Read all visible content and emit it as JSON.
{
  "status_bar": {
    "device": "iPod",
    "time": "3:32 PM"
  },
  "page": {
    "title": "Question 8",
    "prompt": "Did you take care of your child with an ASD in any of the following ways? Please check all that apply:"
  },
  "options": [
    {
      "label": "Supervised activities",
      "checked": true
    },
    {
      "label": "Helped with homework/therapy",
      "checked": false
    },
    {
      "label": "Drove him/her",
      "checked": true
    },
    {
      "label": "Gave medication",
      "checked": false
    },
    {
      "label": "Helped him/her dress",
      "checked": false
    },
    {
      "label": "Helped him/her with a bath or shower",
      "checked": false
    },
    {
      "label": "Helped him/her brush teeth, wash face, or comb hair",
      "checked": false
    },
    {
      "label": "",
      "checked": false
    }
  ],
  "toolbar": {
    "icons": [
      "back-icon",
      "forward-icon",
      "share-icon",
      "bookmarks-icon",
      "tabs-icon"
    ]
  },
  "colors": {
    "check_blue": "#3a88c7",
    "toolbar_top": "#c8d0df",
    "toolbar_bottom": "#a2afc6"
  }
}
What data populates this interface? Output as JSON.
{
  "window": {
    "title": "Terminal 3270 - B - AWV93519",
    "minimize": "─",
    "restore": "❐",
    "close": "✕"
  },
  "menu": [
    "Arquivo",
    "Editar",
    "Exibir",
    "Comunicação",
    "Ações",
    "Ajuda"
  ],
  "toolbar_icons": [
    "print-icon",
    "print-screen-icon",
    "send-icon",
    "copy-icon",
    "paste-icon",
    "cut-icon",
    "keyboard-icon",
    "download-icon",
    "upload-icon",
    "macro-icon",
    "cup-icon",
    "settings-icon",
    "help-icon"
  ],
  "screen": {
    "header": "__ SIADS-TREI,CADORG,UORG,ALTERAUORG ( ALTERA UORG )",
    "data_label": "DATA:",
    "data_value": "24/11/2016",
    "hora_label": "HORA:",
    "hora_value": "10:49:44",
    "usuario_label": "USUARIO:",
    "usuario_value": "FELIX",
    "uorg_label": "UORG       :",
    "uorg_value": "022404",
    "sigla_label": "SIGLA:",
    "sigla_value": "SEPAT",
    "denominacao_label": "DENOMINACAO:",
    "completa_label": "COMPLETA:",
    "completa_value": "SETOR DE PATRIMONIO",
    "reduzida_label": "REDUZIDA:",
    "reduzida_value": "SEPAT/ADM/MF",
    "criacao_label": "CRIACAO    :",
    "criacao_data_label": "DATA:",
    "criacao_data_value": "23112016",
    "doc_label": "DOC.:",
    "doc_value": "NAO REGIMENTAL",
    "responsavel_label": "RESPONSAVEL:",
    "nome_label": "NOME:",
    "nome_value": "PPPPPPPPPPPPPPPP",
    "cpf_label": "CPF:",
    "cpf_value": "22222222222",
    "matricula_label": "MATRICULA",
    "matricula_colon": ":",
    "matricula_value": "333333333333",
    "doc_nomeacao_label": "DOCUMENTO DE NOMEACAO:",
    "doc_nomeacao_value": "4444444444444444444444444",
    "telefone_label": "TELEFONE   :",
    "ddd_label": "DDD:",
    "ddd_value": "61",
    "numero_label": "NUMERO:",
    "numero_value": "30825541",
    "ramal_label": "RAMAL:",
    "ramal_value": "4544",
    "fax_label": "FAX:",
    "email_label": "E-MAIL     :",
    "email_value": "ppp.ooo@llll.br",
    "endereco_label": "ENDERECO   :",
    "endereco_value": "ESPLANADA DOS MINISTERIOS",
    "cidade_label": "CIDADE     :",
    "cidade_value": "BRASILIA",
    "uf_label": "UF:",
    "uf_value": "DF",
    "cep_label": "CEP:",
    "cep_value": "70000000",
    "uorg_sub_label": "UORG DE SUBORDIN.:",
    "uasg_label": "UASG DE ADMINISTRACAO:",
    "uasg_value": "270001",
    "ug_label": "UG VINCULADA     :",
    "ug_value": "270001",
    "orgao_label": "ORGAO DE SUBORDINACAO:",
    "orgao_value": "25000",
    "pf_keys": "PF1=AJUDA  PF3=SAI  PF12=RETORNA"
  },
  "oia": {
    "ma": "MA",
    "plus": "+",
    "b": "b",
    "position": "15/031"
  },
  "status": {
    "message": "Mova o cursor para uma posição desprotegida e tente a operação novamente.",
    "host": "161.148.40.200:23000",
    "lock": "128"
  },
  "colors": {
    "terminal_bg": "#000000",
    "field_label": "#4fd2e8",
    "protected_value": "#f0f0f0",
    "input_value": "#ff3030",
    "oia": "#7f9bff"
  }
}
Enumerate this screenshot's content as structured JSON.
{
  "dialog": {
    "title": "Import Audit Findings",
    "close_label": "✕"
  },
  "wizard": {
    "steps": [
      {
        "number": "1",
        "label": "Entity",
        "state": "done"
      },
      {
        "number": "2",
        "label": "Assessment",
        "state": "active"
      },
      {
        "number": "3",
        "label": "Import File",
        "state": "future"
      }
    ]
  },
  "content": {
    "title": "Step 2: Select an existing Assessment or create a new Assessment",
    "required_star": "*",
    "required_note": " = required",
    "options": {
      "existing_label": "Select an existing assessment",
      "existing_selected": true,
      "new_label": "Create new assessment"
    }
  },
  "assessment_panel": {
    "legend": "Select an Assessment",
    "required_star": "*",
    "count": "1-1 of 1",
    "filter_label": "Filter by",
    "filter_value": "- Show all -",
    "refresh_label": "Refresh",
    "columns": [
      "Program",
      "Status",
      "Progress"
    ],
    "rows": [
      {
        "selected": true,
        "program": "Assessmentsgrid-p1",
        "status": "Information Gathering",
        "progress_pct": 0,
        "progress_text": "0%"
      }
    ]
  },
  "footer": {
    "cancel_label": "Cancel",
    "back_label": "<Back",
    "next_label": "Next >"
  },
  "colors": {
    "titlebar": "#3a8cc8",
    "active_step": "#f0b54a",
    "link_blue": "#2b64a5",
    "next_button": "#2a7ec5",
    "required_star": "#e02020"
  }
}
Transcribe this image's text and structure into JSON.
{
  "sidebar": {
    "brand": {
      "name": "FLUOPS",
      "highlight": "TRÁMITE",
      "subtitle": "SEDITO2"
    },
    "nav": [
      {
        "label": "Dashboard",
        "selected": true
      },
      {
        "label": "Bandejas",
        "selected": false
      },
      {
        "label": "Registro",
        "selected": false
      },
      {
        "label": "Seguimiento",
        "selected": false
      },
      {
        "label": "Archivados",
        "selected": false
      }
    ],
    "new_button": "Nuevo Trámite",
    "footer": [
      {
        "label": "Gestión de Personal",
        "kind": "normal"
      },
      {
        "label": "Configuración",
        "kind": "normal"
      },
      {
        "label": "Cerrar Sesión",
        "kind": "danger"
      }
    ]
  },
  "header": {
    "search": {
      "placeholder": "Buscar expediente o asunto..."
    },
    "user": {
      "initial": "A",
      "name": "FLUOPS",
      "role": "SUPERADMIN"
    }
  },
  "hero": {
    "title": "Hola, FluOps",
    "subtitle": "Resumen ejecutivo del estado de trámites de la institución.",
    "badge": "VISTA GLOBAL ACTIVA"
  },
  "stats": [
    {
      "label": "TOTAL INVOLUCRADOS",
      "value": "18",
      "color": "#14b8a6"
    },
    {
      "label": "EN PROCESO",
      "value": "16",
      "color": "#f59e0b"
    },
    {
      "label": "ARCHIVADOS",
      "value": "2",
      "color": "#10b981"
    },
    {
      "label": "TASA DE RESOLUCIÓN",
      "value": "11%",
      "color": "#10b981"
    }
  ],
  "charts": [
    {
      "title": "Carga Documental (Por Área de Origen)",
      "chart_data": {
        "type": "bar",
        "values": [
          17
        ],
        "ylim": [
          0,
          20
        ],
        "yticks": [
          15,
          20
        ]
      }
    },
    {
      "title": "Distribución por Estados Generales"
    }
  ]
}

§ **TASK DIRECTIONS**
Send back all of the entries exactly, with nothing missing.

§ **FULL ANSWER**
Read all visible content and emit it as JSON.
{
  "status_bar": {
    "device": "iPod",
    "time": "3:32 PM"
  },
  "page": {
    "title": "Question 8",
    "prompt": "Did you take care of your child with an ASD in any of the following ways? Please check all that apply:"
  },
  "options": [
    {
      "label": "Supervised activities",
      "checked": true
    },
    {
      "label": "Helped with homework/therapy",
      "checked": false
    },
    {
      "label": "Drove him/her",
      "checked": true
    },
    {
      "label": "Gave medication",
      "checked": false
    },
    {
      "label": "Helped him/her dress",
      "checked": false
    },
    {
      "label": "Helped him/her with a bath or shower",
      "checked": false
    },
    {
      "label": "Helped him/her brush teeth, wash face, or comb hair",
      "checked": false
    },
    {
      "label": "",
      "checked": false
    }
  ],
  "toolbar": {
    "icons": [
      "back-icon",
      "forward-icon",
      "share-icon",
      "bookmarks-icon",
      "tabs-icon"
    ]
  },
  "colors": {
    "check_blue": "#3a88c7",
    "toolbar_top": "#c8d0df",
    "toolbar_bottom": "#a2afc6"
  }
}
What data populates this interface? Output as JSON.
{
  "window": {
    "title": "Terminal 3270 - B - AWV93519",
    "minimize": "─",
    "restore": "❐",
    "close": "✕"
  },
  "menu": [
    "Arquivo",
    "Editar",
    "Exibir",
    "Comunicação",
    "Ações",
    "Ajuda"
  ],
  "toolbar_icons": [
    "print-icon",
    "print-screen-icon",
    "send-icon",
    "copy-icon",
    "paste-icon",
    "cut-icon",
    "keyboard-icon",
    "download-icon",
    "upload-icon",
    "macro-icon",
    "cup-icon",
    "settings-icon",
    "help-icon"
  ],
  "screen": {
    "header": "__ SIADS-TREI,CADORG,UORG,ALTERAUORG ( ALTERA UORG )",
    "data_label": "DATA:",
    "data_value": "24/11/2016",
    "hora_label": "HORA:",
    "hora_value": "10:49:44",
    "usuario_label": "USUARIO:",
    "usuario_value": "FELIX",
    "uorg_label": "UORG       :",
    "uorg_value": "022404",
    "sigla_label": "SIGLA:",
    "sigla_value": "SEPAT",
    "denominacao_label": "DENOMINACAO:",
    "completa_label": "COMPLETA:",
    "completa_value": "SETOR DE PATRIMONIO",
    "reduzida_label": "REDUZIDA:",
    "reduzida_value": "SEPAT/ADM/MF",
    "criacao_label": "CRIACAO    :",
    "criacao_data_label": "DATA:",
    "criacao_data_value": "23112016",
    "doc_label": "DOC.:",
    "doc_value": "NAO REGIMENTAL",
    "responsavel_label": "RESPONSAVEL:",
    "nome_label": "NOME:",
    "nome_value": "PPPPPPPPPPPPPPPP",
    "cpf_label": "CPF:",
    "cpf_value": "22222222222",
    "matricula_label": "MATRICULA",
    "matricula_colon": ":",
    "matricula_value": "333333333333",
    "doc_nomeacao_label": "DOCUMENTO DE NOMEACAO:",
    "doc_nomeacao_value": "4444444444444444444444444",
    "telefone_label": "TELEFONE   :",
    "ddd_label": "DDD:",
    "ddd_value": "61",
    "numero_label": "NUMERO:",
    "numero_value": "30825541",
    "ramal_label": "RAMAL:",
    "ramal_value": "4544",
    "fax_label": "FAX:",
    "email_label": "E-MAIL     :",
    "email_value": "ppp.ooo@llll.br",
    "endereco_label": "ENDERECO   :",
    "endereco_value": "ESPLANADA DOS MINISTERIOS",
    "cidade_label": "CIDADE     :",
    "cidade_value": "BRASILIA",
    "uf_label": "UF:",
    "uf_value": "DF",
    "cep_label": "CEP:",
    "cep_value": "70000000",
    "uorg_sub_label": "UORG DE SUBORDIN.:",
    "uasg_label": "UASG DE ADMINISTRACAO:",
    "uasg_value": "270001",
    "ug_label": "UG VINCULADA     :",
    "ug_value": "270001",
    "orgao_label": "ORGAO DE SUBORDINACAO:",
    "orgao_value": "25000",
    "pf_keys": "PF1=AJUDA  PF3=SAI  PF12=RETORNA"
  },
  "oia": {
    "ma": "MA",
    "plus": "+",
    "b": "b",
    "position": "15/031"
  },
  "status": {
    "message": "Mova o cursor para uma posição desprotegida e tente a operação novamente.",
    "host": "161.148.40.200:23000",
    "lock": "128"
  },
  "colors": {
    "terminal_bg": "#000000",
    "field_label": "#4fd2e8",
    "protected_value": "#f0f0f0",
    "input_value": "#ff3030",
    "oia": "#7f9bff"
  }
}
Enumerate this screenshot's content as structured JSON.
{
  "dialog": {
    "title": "Import Audit Findings",
    "close_label": "✕"
  },
  "wizard": {
    "steps": [
      {
        "number": "1",
        "label": "Entity",
        "state": "done"
      },
      {
        "number": "2",
        "label": "Assessment",
        "state": "active"
      },
      {
        "number": "3",
        "label": "Import File",
        "state": "future"
      }
    ]
  },
  "content": {
    "title": "Step 2: Select an existing Assessment or create a new Assessment",
    "required_star": "*",
    "required_note": " = required",
    "options": {
      "existing_label": "Select an existing assessment",
      "existing_selected": true,
      "new_label": "Create new assessment"
    }
  },
  "assessment_panel": {
    "legend": "Select an Assessment",
    "required_star": "*",
    "count": "1-1 of 1",
    "filter_label": "Filter by",
    "filter_value": "- Show all -",
    "refresh_label": "Refresh",
    "columns": [
      "Program",
      "Status",
      "Progress"
    ],
    "rows": [
      {
        "selected": true,
        "program": "Assessmentsgrid-p1",
        "status": "Information Gathering",
        "progress_pct": 0,
        "progress_text": "0%"
      }
    ]
  },
  "footer": {
    "cancel_label": "Cancel",
    "back_label": "<Back",
    "next_label": "Next >"
  },
  "colors": {
    "titlebar": "#3a8cc8",
    "active_step": "#f0b54a",
    "link_blue": "#2b64a5",
    "next_button": "#2a7ec5",
    "required_star": "#e02020"
  }
}
Transcribe this image's text and structure into JSON.
{
  "sidebar": {
    "brand": {
      "name": "FLUOPS",
      "highlight": "TRÁMITE",
      "subtitle": "SEDITO2"
    },
    "nav": [
      {
        "label": "Dashboard",
        "selected": true
      },
      {
        "label": "Bandejas",
        "selected": false
      },
      {
        "label": "Registro",
        "selected": false
      },
      {
        "label": "Seguimiento",
        "selected": false
      },
      {
        "label": "Archivados",
        "selected": false
      }
    ],
    "new_button": "Nuevo Trámite",
    "footer": [
      {
        "label": "Gestión de Personal",
        "kind": "normal"
      },
      {
        "label": "Configuración",
        "kind": "normal"
      },
      {
        "label": "Cerrar Sesión",
        "kind": "danger"
      }
    ]
  },
  "header": {
    "search": {
      "placeholder": "Buscar expediente o asunto..."
    },
    "user": {
      "initial": "A",
      "name": "FLUOPS",
      "role": "SUPERADMIN"
    }
  },
  "hero": {
    "title": "Hola, FluOps",
    "subtitle": "Resumen ejecutivo del estado de trámites de la institución.",
    "badge": "VISTA GLOBAL ACTIVA"
  },
  "stats": [
    {
      "label": "TOTAL INVOLUCRADOS",
      "value": "18",
      "color": "#14b8a6"
    },
    {
      "label": "EN PROCESO",
      "value": "16",
      "color": "#f59e0b"
    },
    {
      "label": "ARCHIVADOS",
      "value": "2",
      "color": "#10b981"
    },
    {
      "label": "TASA DE RESOLUCIÓN",
      "value": "11%",
      "color": "#10b981"
    }
  ],
  "charts": [
    {
      "title": "Carga Documental (Por Área de Origen)",
      "chart_data": {
        "type": "bar",
        "values": [
          17
        ],
        "ylim": [
          0,
          20
        ],
        "yticks": [
          15,
          20
        ]
      }
    },
    {
      "title": "Distribución por Estados Generales"
    }
  ]
}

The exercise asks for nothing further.